Pick out each line with the word "tabs" from the material that follows.

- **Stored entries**
####

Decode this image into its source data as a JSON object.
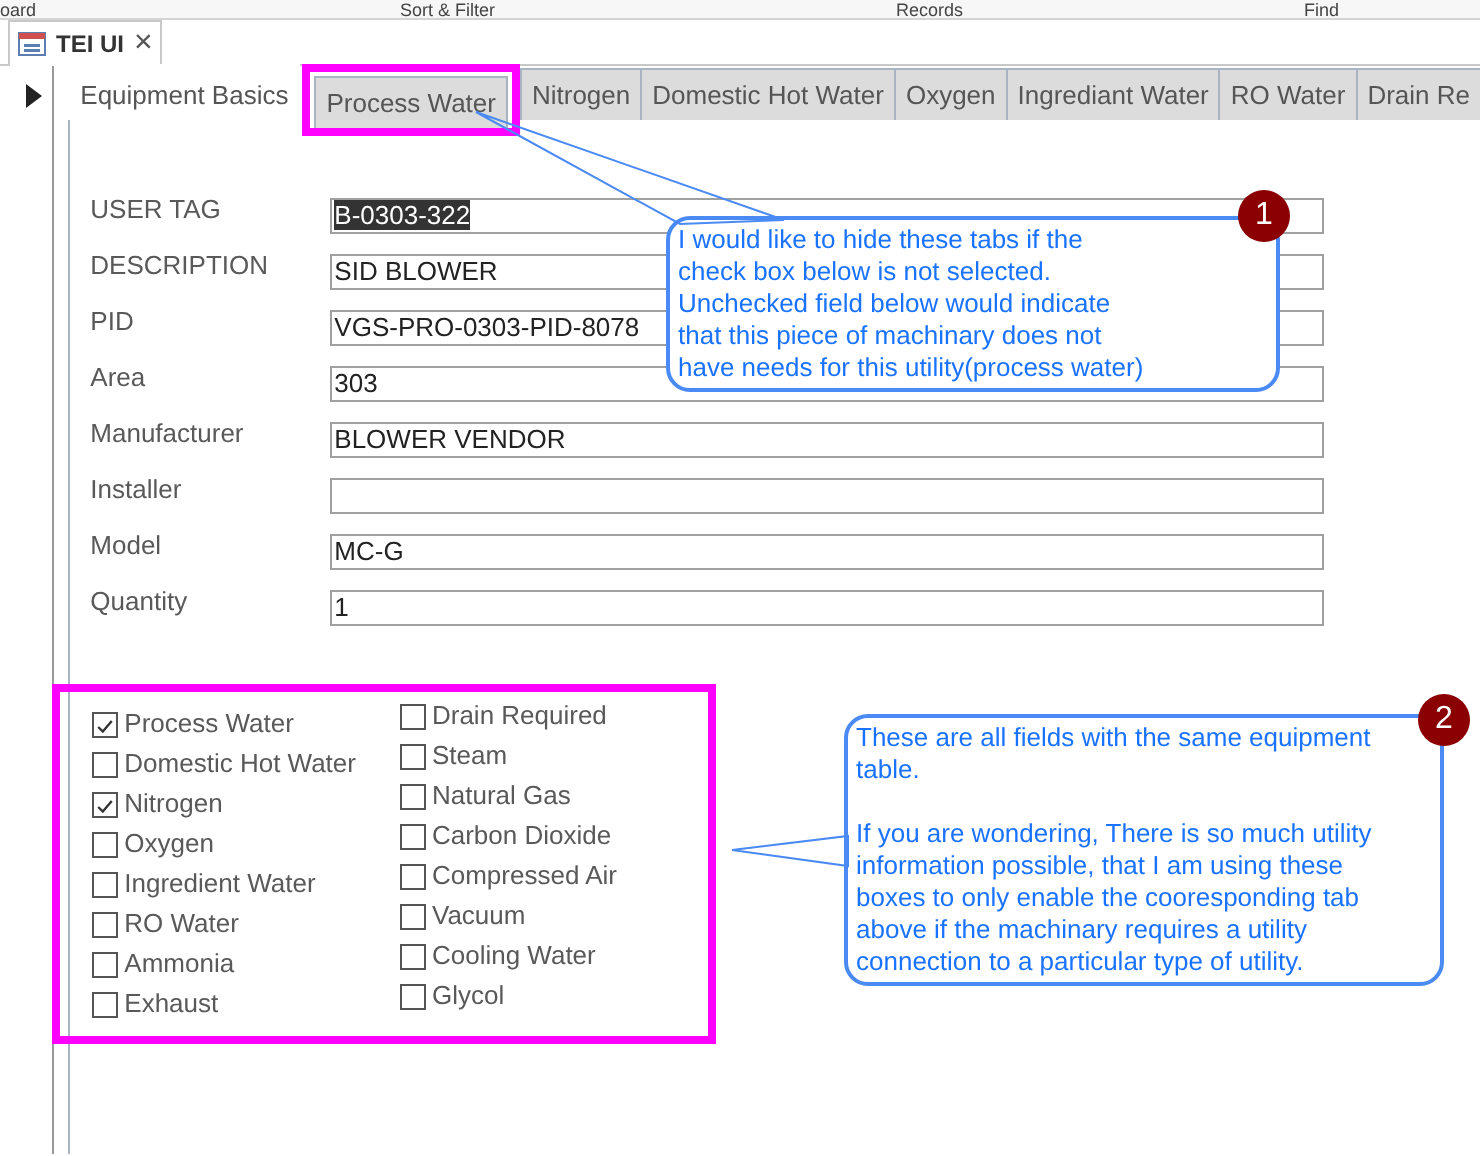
{
  "ribbon_groups": [
    "oard",
    "Sort & Filter",
    "Records",
    "Find"
  ],
  "document_tab": {
    "title": "TEI UI",
    "close": "×"
  },
  "tabs": [
    {
      "label": "Equipment Basics",
      "selected": true,
      "highlighted": false
    },
    {
      "label": "Process Water",
      "selected": false,
      "highlighted": true
    },
    {
      "label": "Nitrogen",
      "selected": false,
      "highlighted": false
    },
    {
      "label": "Domestic Hot Water",
      "selected": false,
      "highlighted": false
    },
    {
      "label": "Oxygen",
      "selected": false,
      "highlighted": false
    },
    {
      "label": "Ingrediant Water",
      "selected": false,
      "highlighted": false
    },
    {
      "label": "RO Water",
      "selected": false,
      "highlighted": false
    },
    {
      "label": "Drain Re",
      "selected": false,
      "highlighted": false
    }
  ],
  "fields": [
    {
      "label": "USER TAG",
      "value": "B-0303-322",
      "text_selected": true
    },
    {
      "label": "DESCRIPTION",
      "value": "SID BLOWER"
    },
    {
      "label": "PID",
      "value": "VGS-PRO-0303-PID-8078"
    },
    {
      "label": "Area",
      "value": "303"
    },
    {
      "label": "Manufacturer",
      "value": "BLOWER VENDOR"
    },
    {
      "label": "Installer"
    },
    {
      "label": "Model",
      "value": "MC-G"
    },
    {
      "label": "Quantity",
      "value": "1"
    }
  ],
  "utility_checkboxes": [
    [
      {
        "label": "Process Water",
        "checked": true
      },
      {
        "label": "Domestic Hot Water",
        "checked": false
      },
      {
        "label": "Nitrogen",
        "checked": true
      },
      {
        "label": "Oxygen",
        "checked": false
      },
      {
        "label": "Ingredient Water",
        "checked": false
      },
      {
        "label": "RO Water",
        "checked": false
      },
      {
        "label": "Ammonia",
        "checked": false
      },
      {
        "label": "Exhaust",
        "checked": false
      }
    ],
    [
      {
        "label": "Drain Required",
        "checked": false
      },
      {
        "label": "Steam",
        "checked": false
      },
      {
        "label": "Natural Gas",
        "checked": false
      },
      {
        "label": "Carbon Dioxide",
        "checked": false
      },
      {
        "label": "Compressed Air",
        "checked": false
      },
      {
        "label": "Vacuum",
        "checked": false
      },
      {
        "label": "Cooling Water",
        "checked": false
      },
      {
        "label": "Glycol",
        "checked": false
      }
    ]
  ],
  "callouts": [
    {
      "number": "1",
      "paragraphs": [
        "I would like to hide these tabs if the\ncheck box below is not selected.\nUnchecked field below would indicate\nthat this piece of machinary does not\nhave needs for this utility(process water)"
      ]
    },
    {
      "number": "2",
      "paragraphs": [
        "These are all fields with the same equipment\ntable.",
        "If you are wondering, There is so much utility\ninformation possible, that I am using these\nboxes to only enable the cooresponding tab\nabove if the machinary requires a utility\nconnection to a particular type of utility."
      ]
    }
  ]
}
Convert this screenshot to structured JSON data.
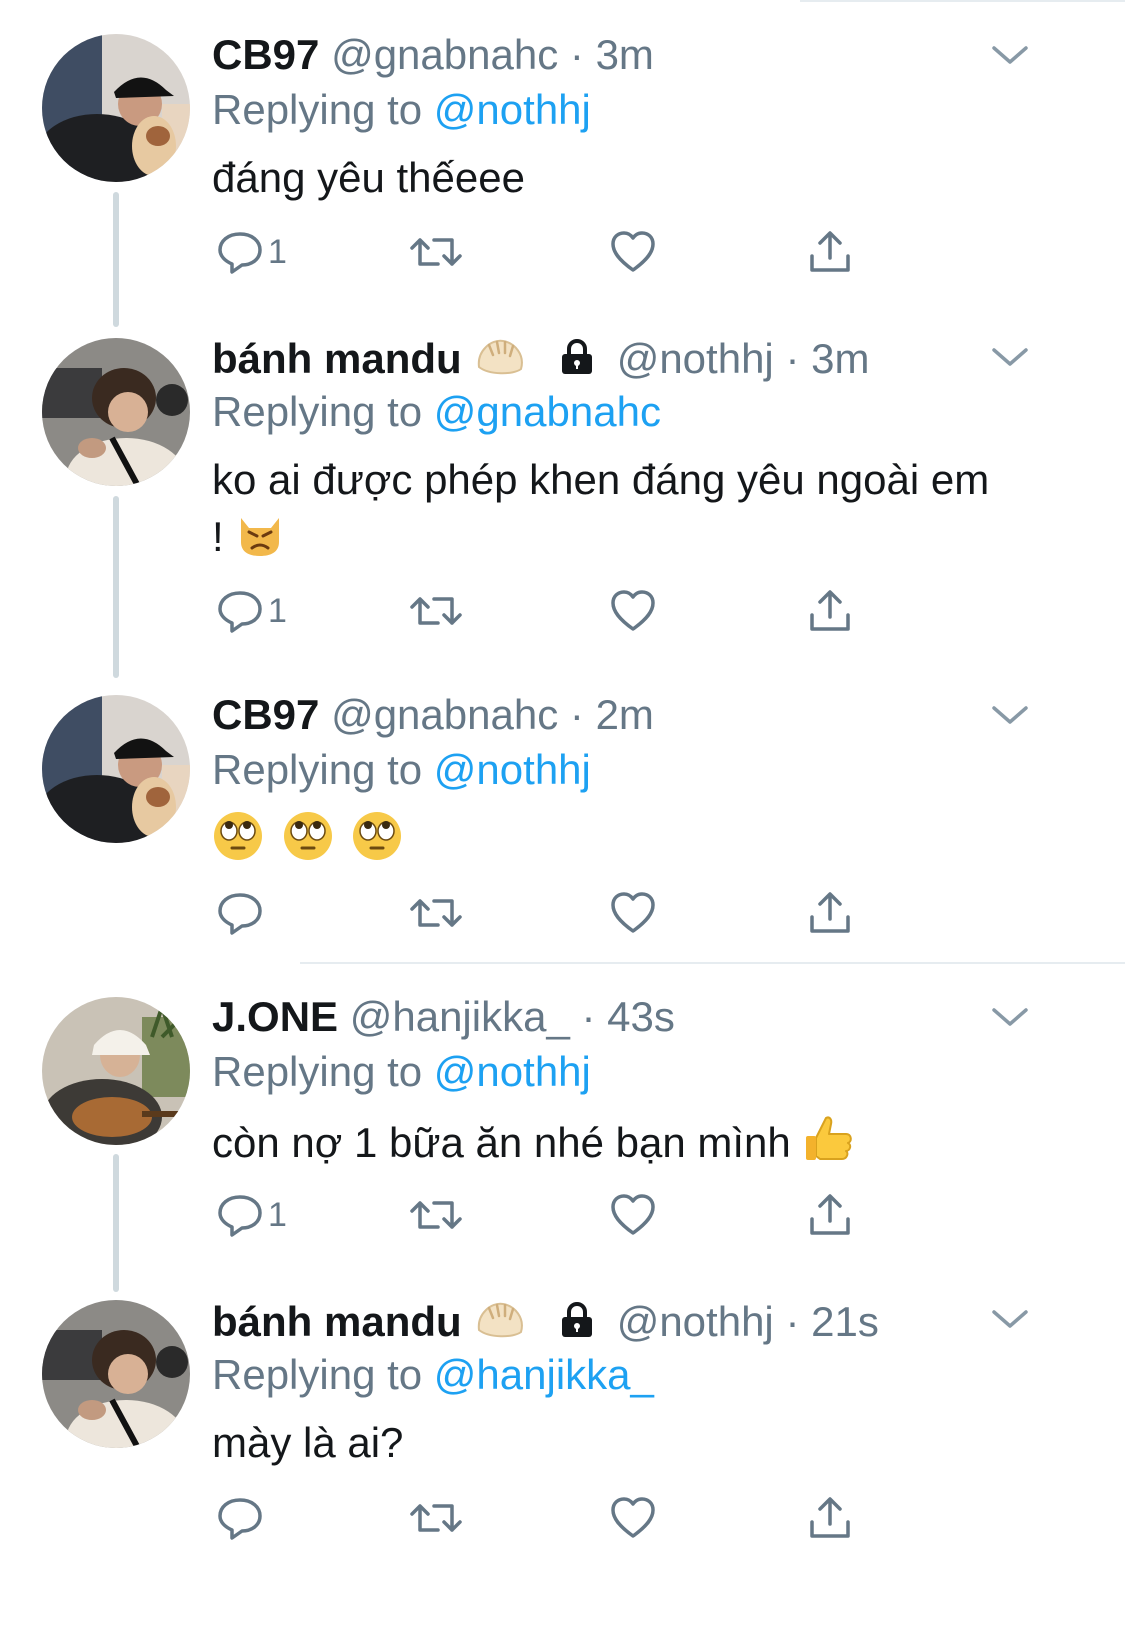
{
  "tweets": [
    {
      "name": "CB97",
      "handle": "@gnabnahc",
      "dot": "·",
      "time": "3m",
      "reply_prefix": "Replying to",
      "reply_to": "@nothhj",
      "text": "đáng yêu thếeee",
      "reply_count": "1",
      "avatar": "avatar-cap-with-dog",
      "emoji": []
    },
    {
      "name": "bánh mandu",
      "handle": "@nothhj",
      "dot": "·",
      "time": "3m",
      "reply_prefix": "Replying to",
      "reply_to": "@gnabnahc",
      "text": "ko ai được phép khen đáng yêu ngoài em !",
      "reply_count": "1",
      "avatar": "avatar-girl-camera",
      "emoji": [
        "dumpling-icon",
        "lock-icon",
        "pouting-cat-icon"
      ]
    },
    {
      "name": "CB97",
      "handle": "@gnabnahc",
      "dot": "·",
      "time": "2m",
      "reply_prefix": "Replying to",
      "reply_to": "@nothhj",
      "text": "",
      "reply_count": "",
      "avatar": "avatar-cap-with-dog",
      "emoji": [
        "eye-roll-icon",
        "eye-roll-icon",
        "eye-roll-icon"
      ]
    },
    {
      "name": "J.ONE",
      "handle": "@hanjikka_",
      "dot": "·",
      "time": "43s",
      "reply_prefix": "Replying to",
      "reply_to": "@nothhj",
      "text": "còn nợ 1 bữa ăn nhé bạn mình",
      "reply_count": "1",
      "avatar": "avatar-guitar",
      "emoji": [
        "thumbs-up-icon"
      ]
    },
    {
      "name": "bánh mandu",
      "handle": "@nothhj",
      "dot": "·",
      "time": "21s",
      "reply_prefix": "Replying to",
      "reply_to": "@hanjikka_",
      "text": "mày là ai?",
      "reply_count": "",
      "avatar": "avatar-girl-camera",
      "emoji": [
        "dumpling-icon",
        "lock-icon"
      ]
    }
  ],
  "icons": {
    "reply": "reply-icon",
    "retweet": "retweet-icon",
    "like": "like-icon",
    "share": "share-icon",
    "more": "chevron-down-icon"
  },
  "colors": {
    "link": "#1da1f2",
    "secondary": "#657786",
    "primary": "#14171a",
    "divider": "#e6ecf0"
  }
}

####

- **Worked solution**
  "tabs": [
        "I would like to hide these tabs if the\ncheck box below is not selected.\nUnchecked field below would indicate\nthat this piece of machinary does not\nhave needs for this utility(process water)"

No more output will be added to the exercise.